Collected data
---------------
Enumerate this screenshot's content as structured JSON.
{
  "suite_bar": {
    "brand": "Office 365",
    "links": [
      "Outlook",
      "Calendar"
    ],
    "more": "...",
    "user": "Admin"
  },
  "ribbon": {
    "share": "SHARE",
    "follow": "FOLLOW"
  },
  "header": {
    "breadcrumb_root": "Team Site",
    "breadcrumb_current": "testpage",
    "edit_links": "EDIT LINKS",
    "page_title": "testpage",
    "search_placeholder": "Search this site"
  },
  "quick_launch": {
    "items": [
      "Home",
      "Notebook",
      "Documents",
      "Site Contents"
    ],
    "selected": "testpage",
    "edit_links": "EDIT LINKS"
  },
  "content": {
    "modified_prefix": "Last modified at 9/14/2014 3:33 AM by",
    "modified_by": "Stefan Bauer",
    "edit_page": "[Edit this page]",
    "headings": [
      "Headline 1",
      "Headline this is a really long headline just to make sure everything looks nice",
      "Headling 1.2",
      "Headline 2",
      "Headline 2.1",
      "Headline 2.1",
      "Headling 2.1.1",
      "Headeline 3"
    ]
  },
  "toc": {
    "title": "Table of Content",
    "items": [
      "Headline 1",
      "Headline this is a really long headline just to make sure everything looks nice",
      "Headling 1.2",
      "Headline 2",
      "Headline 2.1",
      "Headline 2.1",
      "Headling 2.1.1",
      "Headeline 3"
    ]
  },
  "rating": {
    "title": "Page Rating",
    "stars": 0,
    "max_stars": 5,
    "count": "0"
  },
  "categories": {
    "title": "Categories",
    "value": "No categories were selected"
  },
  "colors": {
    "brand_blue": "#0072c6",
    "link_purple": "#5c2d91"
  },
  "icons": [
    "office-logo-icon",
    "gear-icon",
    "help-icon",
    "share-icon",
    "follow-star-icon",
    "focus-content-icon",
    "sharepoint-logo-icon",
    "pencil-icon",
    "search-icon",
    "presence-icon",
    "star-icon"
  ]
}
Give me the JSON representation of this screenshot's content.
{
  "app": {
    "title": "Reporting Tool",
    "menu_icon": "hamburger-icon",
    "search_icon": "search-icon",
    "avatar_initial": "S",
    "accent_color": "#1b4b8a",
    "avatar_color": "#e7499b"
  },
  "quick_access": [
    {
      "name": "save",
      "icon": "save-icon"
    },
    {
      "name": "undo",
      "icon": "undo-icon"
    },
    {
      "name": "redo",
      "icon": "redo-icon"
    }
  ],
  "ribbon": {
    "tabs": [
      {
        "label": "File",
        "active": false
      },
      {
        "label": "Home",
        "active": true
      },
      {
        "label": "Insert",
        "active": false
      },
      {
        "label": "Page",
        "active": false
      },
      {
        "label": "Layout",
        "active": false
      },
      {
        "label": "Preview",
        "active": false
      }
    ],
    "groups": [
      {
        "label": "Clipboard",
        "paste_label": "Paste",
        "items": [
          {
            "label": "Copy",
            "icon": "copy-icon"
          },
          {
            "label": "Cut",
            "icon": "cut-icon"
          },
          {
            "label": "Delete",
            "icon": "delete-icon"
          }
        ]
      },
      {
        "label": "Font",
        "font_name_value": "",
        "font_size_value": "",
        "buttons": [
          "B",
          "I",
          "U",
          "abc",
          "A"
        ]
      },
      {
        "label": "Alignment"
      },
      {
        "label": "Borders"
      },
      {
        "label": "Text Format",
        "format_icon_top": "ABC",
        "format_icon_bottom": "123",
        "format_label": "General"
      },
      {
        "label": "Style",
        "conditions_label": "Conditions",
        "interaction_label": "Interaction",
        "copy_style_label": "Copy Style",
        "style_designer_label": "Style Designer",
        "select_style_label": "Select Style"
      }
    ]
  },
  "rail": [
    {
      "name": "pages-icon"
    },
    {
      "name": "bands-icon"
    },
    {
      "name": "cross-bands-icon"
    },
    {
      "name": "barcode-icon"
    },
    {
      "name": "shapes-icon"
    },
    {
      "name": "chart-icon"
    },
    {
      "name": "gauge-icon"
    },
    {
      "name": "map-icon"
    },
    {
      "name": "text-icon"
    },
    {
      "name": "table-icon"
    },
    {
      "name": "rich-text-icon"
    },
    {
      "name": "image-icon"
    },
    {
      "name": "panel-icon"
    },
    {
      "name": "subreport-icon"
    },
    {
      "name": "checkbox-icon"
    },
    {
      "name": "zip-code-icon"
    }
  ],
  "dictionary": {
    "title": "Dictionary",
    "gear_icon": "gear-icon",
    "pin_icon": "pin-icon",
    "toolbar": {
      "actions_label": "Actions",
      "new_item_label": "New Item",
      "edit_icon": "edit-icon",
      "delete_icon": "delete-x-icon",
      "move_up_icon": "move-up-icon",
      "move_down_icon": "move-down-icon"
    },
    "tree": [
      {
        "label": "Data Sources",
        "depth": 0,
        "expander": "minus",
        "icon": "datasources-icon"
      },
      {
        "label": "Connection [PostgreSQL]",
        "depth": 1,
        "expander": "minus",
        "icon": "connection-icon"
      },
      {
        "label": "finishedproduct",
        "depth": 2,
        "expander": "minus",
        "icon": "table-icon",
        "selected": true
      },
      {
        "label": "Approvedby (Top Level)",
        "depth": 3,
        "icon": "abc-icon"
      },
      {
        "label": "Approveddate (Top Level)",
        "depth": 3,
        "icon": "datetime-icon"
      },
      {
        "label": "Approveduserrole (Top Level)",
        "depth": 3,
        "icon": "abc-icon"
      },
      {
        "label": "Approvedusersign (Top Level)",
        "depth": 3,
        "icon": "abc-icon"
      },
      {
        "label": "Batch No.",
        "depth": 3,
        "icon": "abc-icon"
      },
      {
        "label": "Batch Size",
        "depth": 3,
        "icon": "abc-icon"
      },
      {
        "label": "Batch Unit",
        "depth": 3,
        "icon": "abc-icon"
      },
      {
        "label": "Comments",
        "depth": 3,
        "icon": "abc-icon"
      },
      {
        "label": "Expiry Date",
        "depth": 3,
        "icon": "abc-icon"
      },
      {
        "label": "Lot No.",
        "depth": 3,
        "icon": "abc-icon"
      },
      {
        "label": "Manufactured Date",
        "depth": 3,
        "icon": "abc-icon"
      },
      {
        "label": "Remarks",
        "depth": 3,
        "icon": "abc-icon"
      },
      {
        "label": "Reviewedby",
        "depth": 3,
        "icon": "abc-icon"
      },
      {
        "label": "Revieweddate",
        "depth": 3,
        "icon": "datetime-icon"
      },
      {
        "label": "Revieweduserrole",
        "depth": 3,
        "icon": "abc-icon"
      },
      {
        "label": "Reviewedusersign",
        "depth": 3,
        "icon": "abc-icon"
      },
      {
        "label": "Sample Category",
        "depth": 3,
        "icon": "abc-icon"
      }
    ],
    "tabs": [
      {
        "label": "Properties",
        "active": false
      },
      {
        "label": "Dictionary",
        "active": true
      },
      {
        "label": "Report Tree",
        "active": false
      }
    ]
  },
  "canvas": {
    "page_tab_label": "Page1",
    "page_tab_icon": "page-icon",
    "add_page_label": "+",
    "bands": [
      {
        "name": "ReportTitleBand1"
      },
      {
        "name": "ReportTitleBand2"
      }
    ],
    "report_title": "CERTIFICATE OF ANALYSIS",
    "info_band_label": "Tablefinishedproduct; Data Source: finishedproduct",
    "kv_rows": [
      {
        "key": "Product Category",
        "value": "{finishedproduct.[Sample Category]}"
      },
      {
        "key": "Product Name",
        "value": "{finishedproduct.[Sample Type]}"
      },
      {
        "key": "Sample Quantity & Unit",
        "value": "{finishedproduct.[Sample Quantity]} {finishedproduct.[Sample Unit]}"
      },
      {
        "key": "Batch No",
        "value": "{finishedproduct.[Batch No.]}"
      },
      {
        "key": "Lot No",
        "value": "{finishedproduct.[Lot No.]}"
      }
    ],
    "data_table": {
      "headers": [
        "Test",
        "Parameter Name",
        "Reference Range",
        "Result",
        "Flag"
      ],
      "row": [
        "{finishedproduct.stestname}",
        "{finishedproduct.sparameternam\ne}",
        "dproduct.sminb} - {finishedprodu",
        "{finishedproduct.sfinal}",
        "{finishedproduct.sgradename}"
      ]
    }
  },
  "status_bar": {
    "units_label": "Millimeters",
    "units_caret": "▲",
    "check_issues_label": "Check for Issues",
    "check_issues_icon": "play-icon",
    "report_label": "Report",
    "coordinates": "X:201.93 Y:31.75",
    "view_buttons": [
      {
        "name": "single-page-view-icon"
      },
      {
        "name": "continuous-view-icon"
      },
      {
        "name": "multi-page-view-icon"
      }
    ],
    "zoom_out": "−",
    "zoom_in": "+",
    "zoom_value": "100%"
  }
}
---------------
Copy each line of the listing that holds the word "testpage".

> Complete answer
    "breadcrumb_current": "testpage",
    "page_title": "testpage",
    "selected": "testpage",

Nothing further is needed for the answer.